Problem to solve: Retype the material in full, keeping every word the same.

[START Data in this exercise]

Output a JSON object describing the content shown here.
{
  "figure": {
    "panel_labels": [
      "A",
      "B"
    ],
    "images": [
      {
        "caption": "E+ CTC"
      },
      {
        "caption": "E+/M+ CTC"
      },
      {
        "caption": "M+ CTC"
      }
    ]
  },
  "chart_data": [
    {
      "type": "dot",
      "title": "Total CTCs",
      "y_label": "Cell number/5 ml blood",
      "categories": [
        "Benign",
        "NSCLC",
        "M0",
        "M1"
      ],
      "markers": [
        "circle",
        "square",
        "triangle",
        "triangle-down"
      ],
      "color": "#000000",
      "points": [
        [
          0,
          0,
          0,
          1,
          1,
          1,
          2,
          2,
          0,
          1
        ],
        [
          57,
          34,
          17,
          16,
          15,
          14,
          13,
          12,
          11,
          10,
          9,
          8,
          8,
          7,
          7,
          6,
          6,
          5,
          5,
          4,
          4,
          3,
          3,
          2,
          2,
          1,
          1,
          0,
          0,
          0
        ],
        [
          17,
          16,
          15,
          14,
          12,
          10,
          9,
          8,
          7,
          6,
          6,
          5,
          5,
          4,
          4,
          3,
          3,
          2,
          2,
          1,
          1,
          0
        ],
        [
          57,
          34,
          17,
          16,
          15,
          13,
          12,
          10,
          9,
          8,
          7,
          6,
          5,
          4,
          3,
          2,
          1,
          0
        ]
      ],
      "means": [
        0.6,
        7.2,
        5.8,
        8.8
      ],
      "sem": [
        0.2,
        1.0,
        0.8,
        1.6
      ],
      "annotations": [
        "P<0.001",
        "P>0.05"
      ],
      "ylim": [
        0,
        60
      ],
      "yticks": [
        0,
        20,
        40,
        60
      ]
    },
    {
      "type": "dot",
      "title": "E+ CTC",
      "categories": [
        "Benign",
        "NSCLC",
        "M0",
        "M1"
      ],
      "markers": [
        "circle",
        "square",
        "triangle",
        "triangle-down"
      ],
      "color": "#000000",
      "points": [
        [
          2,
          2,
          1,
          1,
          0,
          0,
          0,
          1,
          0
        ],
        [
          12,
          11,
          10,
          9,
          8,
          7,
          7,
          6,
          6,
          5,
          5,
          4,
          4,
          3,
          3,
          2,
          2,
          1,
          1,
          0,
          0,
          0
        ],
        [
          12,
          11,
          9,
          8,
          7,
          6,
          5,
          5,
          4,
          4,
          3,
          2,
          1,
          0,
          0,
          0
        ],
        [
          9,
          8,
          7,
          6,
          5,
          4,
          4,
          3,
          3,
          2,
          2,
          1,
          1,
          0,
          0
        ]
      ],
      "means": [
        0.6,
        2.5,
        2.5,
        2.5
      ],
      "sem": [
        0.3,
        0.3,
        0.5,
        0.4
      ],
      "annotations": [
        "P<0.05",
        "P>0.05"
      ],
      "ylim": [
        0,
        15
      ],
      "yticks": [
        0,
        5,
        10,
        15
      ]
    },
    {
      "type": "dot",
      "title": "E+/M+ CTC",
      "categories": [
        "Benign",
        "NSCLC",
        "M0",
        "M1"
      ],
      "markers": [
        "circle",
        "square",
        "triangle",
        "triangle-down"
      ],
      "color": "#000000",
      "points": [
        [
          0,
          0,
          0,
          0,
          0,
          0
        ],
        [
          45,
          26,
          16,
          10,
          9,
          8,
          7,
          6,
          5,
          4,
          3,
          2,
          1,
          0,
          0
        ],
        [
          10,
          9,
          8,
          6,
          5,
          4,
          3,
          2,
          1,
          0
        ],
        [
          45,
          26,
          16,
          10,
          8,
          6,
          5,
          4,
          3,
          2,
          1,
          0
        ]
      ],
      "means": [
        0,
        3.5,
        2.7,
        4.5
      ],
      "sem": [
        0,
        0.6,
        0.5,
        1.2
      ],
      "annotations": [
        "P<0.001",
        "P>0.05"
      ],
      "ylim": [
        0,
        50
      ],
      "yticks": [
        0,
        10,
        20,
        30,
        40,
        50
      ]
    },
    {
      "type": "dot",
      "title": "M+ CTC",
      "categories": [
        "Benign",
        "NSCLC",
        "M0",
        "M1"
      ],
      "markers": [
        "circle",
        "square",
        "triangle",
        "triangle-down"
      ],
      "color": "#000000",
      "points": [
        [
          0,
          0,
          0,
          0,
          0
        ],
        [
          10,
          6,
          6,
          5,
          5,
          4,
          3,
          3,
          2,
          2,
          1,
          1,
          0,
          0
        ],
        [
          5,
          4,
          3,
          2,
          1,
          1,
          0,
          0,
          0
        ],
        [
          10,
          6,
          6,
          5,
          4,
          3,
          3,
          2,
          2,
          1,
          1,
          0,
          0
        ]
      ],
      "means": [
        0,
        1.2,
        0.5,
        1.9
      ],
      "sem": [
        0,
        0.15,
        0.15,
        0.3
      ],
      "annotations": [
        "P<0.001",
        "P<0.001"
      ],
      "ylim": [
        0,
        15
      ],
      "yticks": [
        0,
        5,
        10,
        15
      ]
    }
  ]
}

[END Data in this exercise]

Expected answer:
Output a JSON object describing the content shown here.
{
  "figure": {
    "panel_labels": [
      "A",
      "B"
    ],
    "images": [
      {
        "caption": "E+ CTC"
      },
      {
        "caption": "E+/M+ CTC"
      },
      {
        "caption": "M+ CTC"
      }
    ]
  },
  "chart_data": [
    {
      "type": "dot",
      "title": "Total CTCs",
      "y_label": "Cell number/5 ml blood",
      "categories": [
        "Benign",
        "NSCLC",
        "M0",
        "M1"
      ],
      "markers": [
        "circle",
        "square",
        "triangle",
        "triangle-down"
      ],
      "color": "#000000",
      "points": [
        [
          0,
          0,
          0,
          1,
          1,
          1,
          2,
          2,
          0,
          1
        ],
        [
          57,
          34,
          17,
          16,
          15,
          14,
          13,
          12,
          11,
          10,
          9,
          8,
          8,
          7,
          7,
          6,
          6,
          5,
          5,
          4,
          4,
          3,
          3,
          2,
          2,
          1,
          1,
          0,
          0,
          0
        ],
        [
          17,
          16,
          15,
          14,
          12,
          10,
          9,
          8,
          7,
          6,
          6,
          5,
          5,
          4,
          4,
          3,
          3,
          2,
          2,
          1,
          1,
          0
        ],
        [
          57,
          34,
          17,
          16,
          15,
          13,
          12,
          10,
          9,
          8,
          7,
          6,
          5,
          4,
          3,
          2,
          1,
          0
        ]
      ],
      "means": [
        0.6,
        7.2,
        5.8,
        8.8
      ],
      "sem": [
        0.2,
        1.0,
        0.8,
        1.6
      ],
      "annotations": [
        "P<0.001",
        "P>0.05"
      ],
      "ylim": [
        0,
        60
      ],
      "yticks": [
        0,
        20,
        40,
        60
      ]
    },
    {
      "type": "dot",
      "title": "E+ CTC",
      "categories": [
        "Benign",
        "NSCLC",
        "M0",
        "M1"
      ],
      "markers": [
        "circle",
        "square",
        "triangle",
        "triangle-down"
      ],
      "color": "#000000",
      "points": [
        [
          2,
          2,
          1,
          1,
          0,
          0,
          0,
          1,
          0
        ],
        [
          12,
          11,
          10,
          9,
          8,
          7,
          7,
          6,
          6,
          5,
          5,
          4,
          4,
          3,
          3,
          2,
          2,
          1,
          1,
          0,
          0,
          0
        ],
        [
          12,
          11,
          9,
          8,
          7,
          6,
          5,
          5,
          4,
          4,
          3,
          2,
          1,
          0,
          0,
          0
        ],
        [
          9,
          8,
          7,
          6,
          5,
          4,
          4,
          3,
          3,
          2,
          2,
          1,
          1,
          0,
          0
        ]
      ],
      "means": [
        0.6,
        2.5,
        2.5,
        2.5
      ],
      "sem": [
        0.3,
        0.3,
        0.5,
        0.4
      ],
      "annotations": [
        "P<0.05",
        "P>0.05"
      ],
      "ylim": [
        0,
        15
      ],
      "yticks": [
        0,
        5,
        10,
        15
      ]
    },
    {
      "type": "dot",
      "title": "E+/M+ CTC",
      "categories": [
        "Benign",
        "NSCLC",
        "M0",
        "M1"
      ],
      "markers": [
        "circle",
        "square",
        "triangle",
        "triangle-down"
      ],
      "color": "#000000",
      "points": [
        [
          0,
          0,
          0,
          0,
          0,
          0
        ],
        [
          45,
          26,
          16,
          10,
          9,
          8,
          7,
          6,
          5,
          4,
          3,
          2,
          1,
          0,
          0
        ],
        [
          10,
          9,
          8,
          6,
          5,
          4,
          3,
          2,
          1,
          0
        ],
        [
          45,
          26,
          16,
          10,
          8,
          6,
          5,
          4,
          3,
          2,
          1,
          0
        ]
      ],
      "means": [
        0,
        3.5,
        2.7,
        4.5
      ],
      "sem": [
        0,
        0.6,
        0.5,
        1.2
      ],
      "annotations": [
        "P<0.001",
        "P>0.05"
      ],
      "ylim": [
        0,
        50
      ],
      "yticks": [
        0,
        10,
        20,
        30,
        40,
        50
      ]
    },
    {
      "type": "dot",
      "title": "M+ CTC",
      "categories": [
        "Benign",
        "NSCLC",
        "M0",
        "M1"
      ],
      "markers": [
        "circle",
        "square",
        "triangle",
        "triangle-down"
      ],
      "color": "#000000",
      "points": [
        [
          0,
          0,
          0,
          0,
          0
        ],
        [
          10,
          6,
          6,
          5,
          5,
          4,
          3,
          3,
          2,
          2,
          1,
          1,
          0,
          0
        ],
        [
          5,
          4,
          3,
          2,
          1,
          1,
          0,
          0,
          0
        ],
        [
          10,
          6,
          6,
          5,
          4,
          3,
          3,
          2,
          2,
          1,
          1,
          0,
          0
        ]
      ],
      "means": [
        0,
        1.2,
        0.5,
        1.9
      ],
      "sem": [
        0,
        0.15,
        0.15,
        0.3
      ],
      "annotations": [
        "P<0.001",
        "P<0.001"
      ],
      "ylim": [
        0,
        15
      ],
      "yticks": [
        0,
        5,
        10,
        15
      ]
    }
  ]
}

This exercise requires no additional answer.